__Quelldokument__.

Brief an Eveline Widmer-Schlumpf

Brief an Eveline Widmer-Schlumpf

Frau Bundespräsidentin
Eveline Widmer-Schlumpf
Vorsteherin des EFD
Bundesgasse 3
3003 Bern

Bern, 22. Dezember 2012

 

Ihre Äusserungen zum automatischen Informationsaustausch

Sehr geehrte Frau Bundespräsidentin
Im Rahmen Ihrer Jahreskonferenz zum Bundespräsidium haben Sie eine Diskussion über die Einführung des Automatischen Informationsaustausches (AIA) gefordert und das Abgeltungssteuermodell für zukünftige Sachverhalte in Frage gestellt. Dabei sollte die Schweiz den Marktzutritt bei der EU gegen die Aufhebung des Bankkundengeheimnisses eintauschen. Damit würde nicht nur das Bankkundengeheimnis preisgegeben, sondern gleichzeitig auch die in unserem Staatswesen tief verwurzelte, auf die Selbstverantwortung der Bürger bauende Grundhaltung. Nach EU-Manier würden die Bürger unter Generalverdacht gestellt und das Misstrauen des Staates gegenüber dem Bürger zur Maxime erhoben.

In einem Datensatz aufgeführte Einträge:
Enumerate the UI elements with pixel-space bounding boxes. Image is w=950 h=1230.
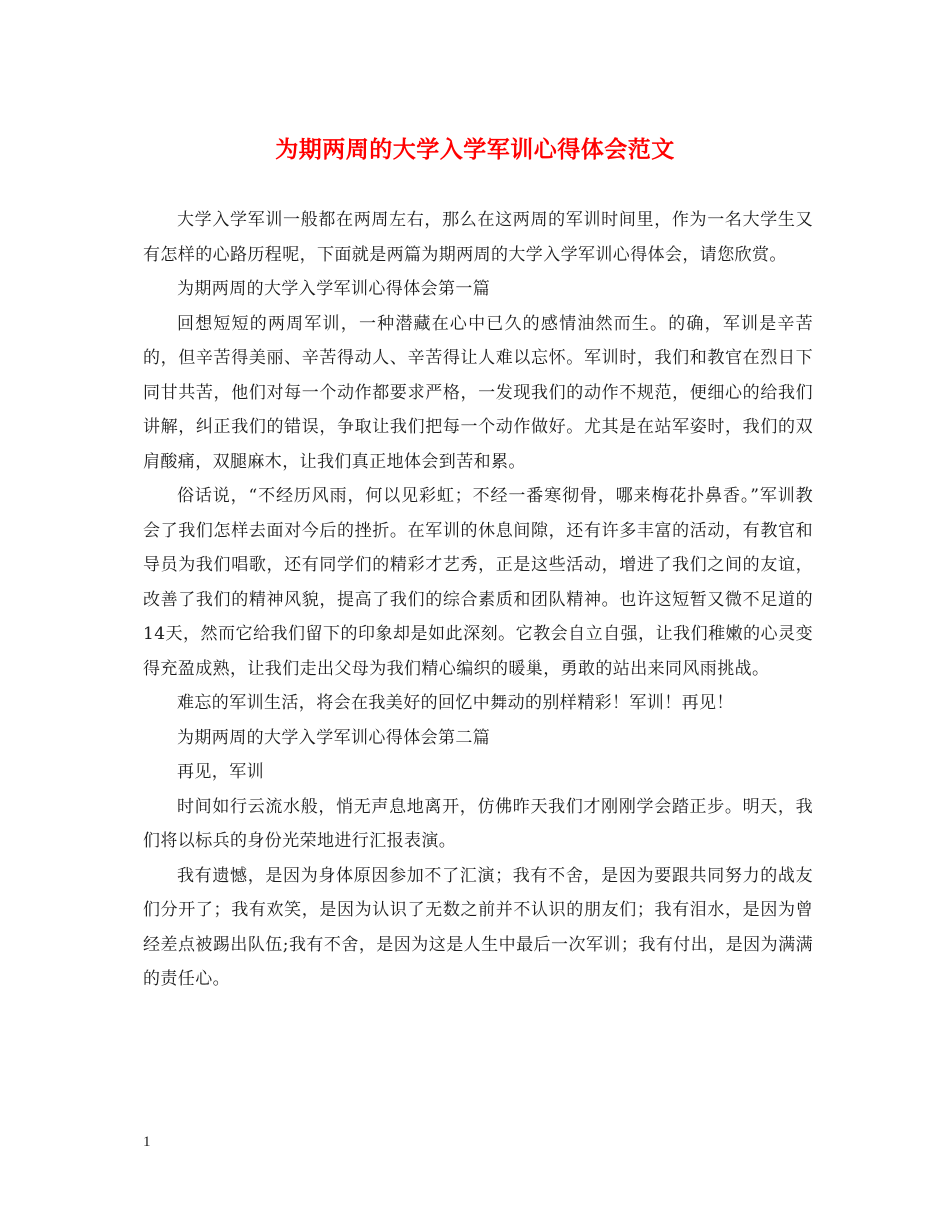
paragraph: 我有遗憾，是因为身体原因参加不了汇演；我有不舍，是因为要跟共同努力的战友们分开了；我有欢笑，是因为认识了无数之前并不认识的朋友们；我有泪水，是因为曾经差点被踢出队伍;我有不舍，是因为这是人生中最后一次军训；我有付出，是因为满满的责任心。 <box>143 865 813 989</box>
document-title: 为期两周的大学入学军训心得体会范文 <box>275 136 675 163</box>
document-body <box>143 203 813 997</box>
page-number: 1 <box>143 1134 151 1150</box>
section-heading-second: 为期两周的大学入学军训心得体会第二篇 <box>177 727 491 748</box>
paragraph: 回想短短的两周军训，一种潜藏在心中已久的感情油然而生。的确，军训是辛苦的，但辛苦得美丽、辛苦得动人、辛苦得让人难以忘怀。军训时，我们和教官在烈日下同甘共苦，他们对每一个动作都要求严格，一发现我们的动作不规范，便细心的给我们讲解，纠正我们的错误，争取让我们把每一个动作做好。尤其是在站军姿时，我们的双肩酸痛，双腿麻木，让我们真正地体会到苦和累。 <box>143 313 813 472</box>
subheading: 再见，军训 <box>177 762 264 782</box>
paragraph: 时间如行云流水般，悄无声息地离开，仿佛昨天我们才刚刚学会踏正步。明天，我们将以标兵的身份光荣地进行汇报表演。 <box>143 796 813 851</box>
section-heading-first: 为期两周的大学入学军训心得体会第一篇 <box>177 279 491 299</box>
paragraph-intro: 大学入学军训一般都在两周左右，那么在这两周的军训时间里，作为一名大学生又有怎样的心路历程呢，下面就是两篇为期两周的大学入学军训心得体会，请您欣赏。 <box>143 210 813 265</box>
paragraph: 难忘的军训生活，将会在我美好的回忆中舞动的别样精彩！军训！再见！ <box>177 693 734 713</box>
paragraph: 俗话说，“不经历风雨，何以见彩虹；不经一番寒彻骨，哪来梅花扑鼻香。”军训教会了我们怎样去面对今后的挫折。在军训的休息间隙，还有许多丰富的活动，有教官和导员为我们唱歌，还有同学们的精彩才艺秀，正是这些活动，增进了我们之间的友谊，改善了我们的精神风貌，提高了我们的综合素质和团队精神。也许这短暂又微不足道的14天，然而它给我们留下的印象却是如此深刻。它教会自立自强，让我们稚嫩的心灵变得充盈成熟，让我们走出父母为我们精心编织的暖巢，勇敢的站出来同风雨挑战。 <box>143 486 813 679</box>
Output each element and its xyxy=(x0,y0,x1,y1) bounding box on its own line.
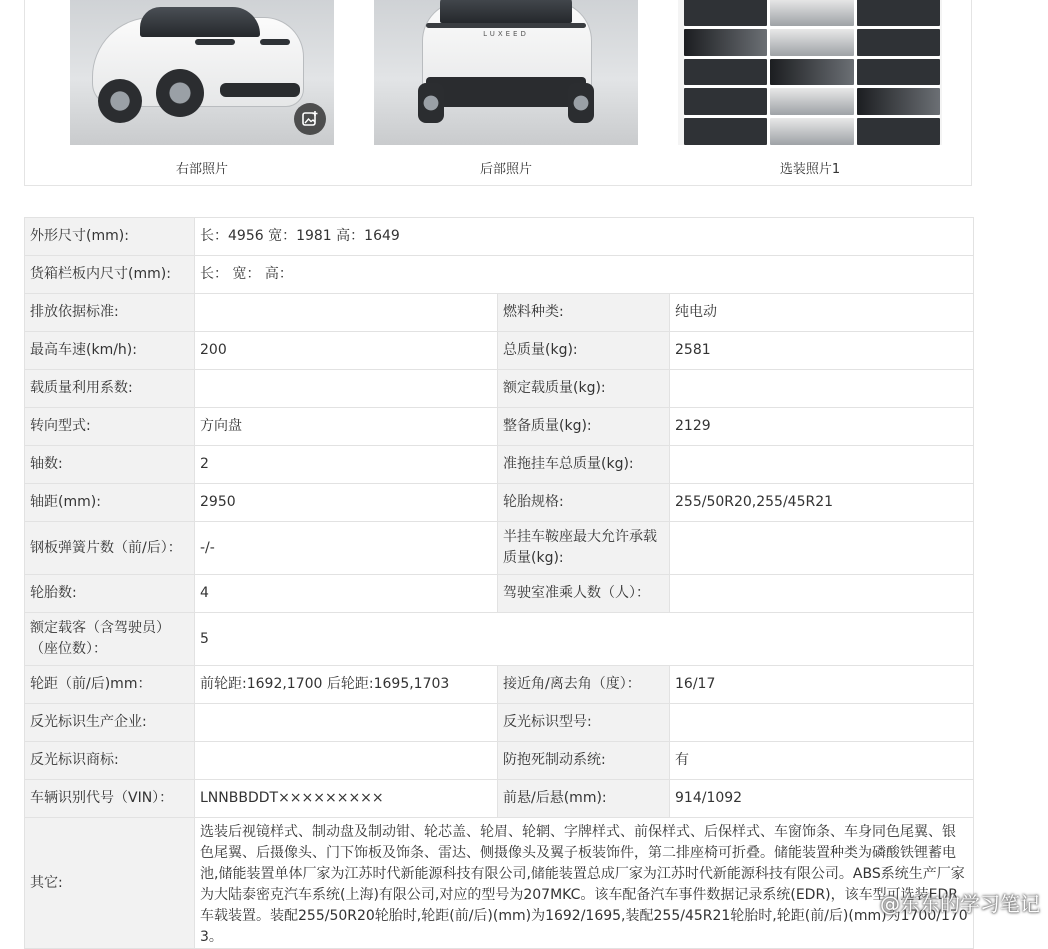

__Aufgabe__.
Setzen Sie den Brief an Bundespräsidentin Widmer-Schlumpf zum automatischen Informationsaustausch nach seinem letzten Satz fort.

__Ergebnis__.
Wir sind zutiefst besorgt über diese unser Land schädigenden Äusserungen und protestieren in aller Form:
1.    Der Bundesrat hat erst am Vortag Ihrer Äusserungen die Finanzmarktstrategie verabschiedet und den AIA abgelehnt bzw. dessen Nachteile dargestellt. Damit wurde ein monatelanger Prozess in Zusammenarbeit mit Experten und Betroffenen abgeschlossen. 24 Stunden später fallen Sie dem Gesamtbundesrat in den Rücken und verletzen das Kollegialitätsprinzip.
2.    Damit bestätigen Sie ausländische Stimmen, welche Schweizer Politiker als wankelmütig einstufen. Gemäss einem Bericht des französischen Senats nutzt das Ausland diese Schwäche gezielt aus: «En lisant régulièrement la presse helvétique, on con­state d’ailleurs que la classe politique suisse est relativement fragile: lorsqu’on passe à l’offensive, elle a tendance à accorder des concessions et il faut continuer à mettre la pression sur ce territoire.» Als Bundesrätin, geschweige denn als Bundespräsidentin haben Sie nicht die politische Kakophonie anzuheizen, so wie Sie es im Falle der Abgrenzung/Aufhebung des Bankkundengeheimnisses im Inland vor einigen Wochen bereits machten.
3.    Ihr Vorschlag einer offenen Diskussion ist zudem materiell untauglich: Gleichzeitig mit Ihrer verfehlten Konzessionsbereitschaft lehnte die EU neue bilaterale Verträge ohne Lösung der institutionellen Fragen ab. Ihr Vorschlag ist somit ein Versuch am untauglichen Objekt und schwächt die Position der Schweiz.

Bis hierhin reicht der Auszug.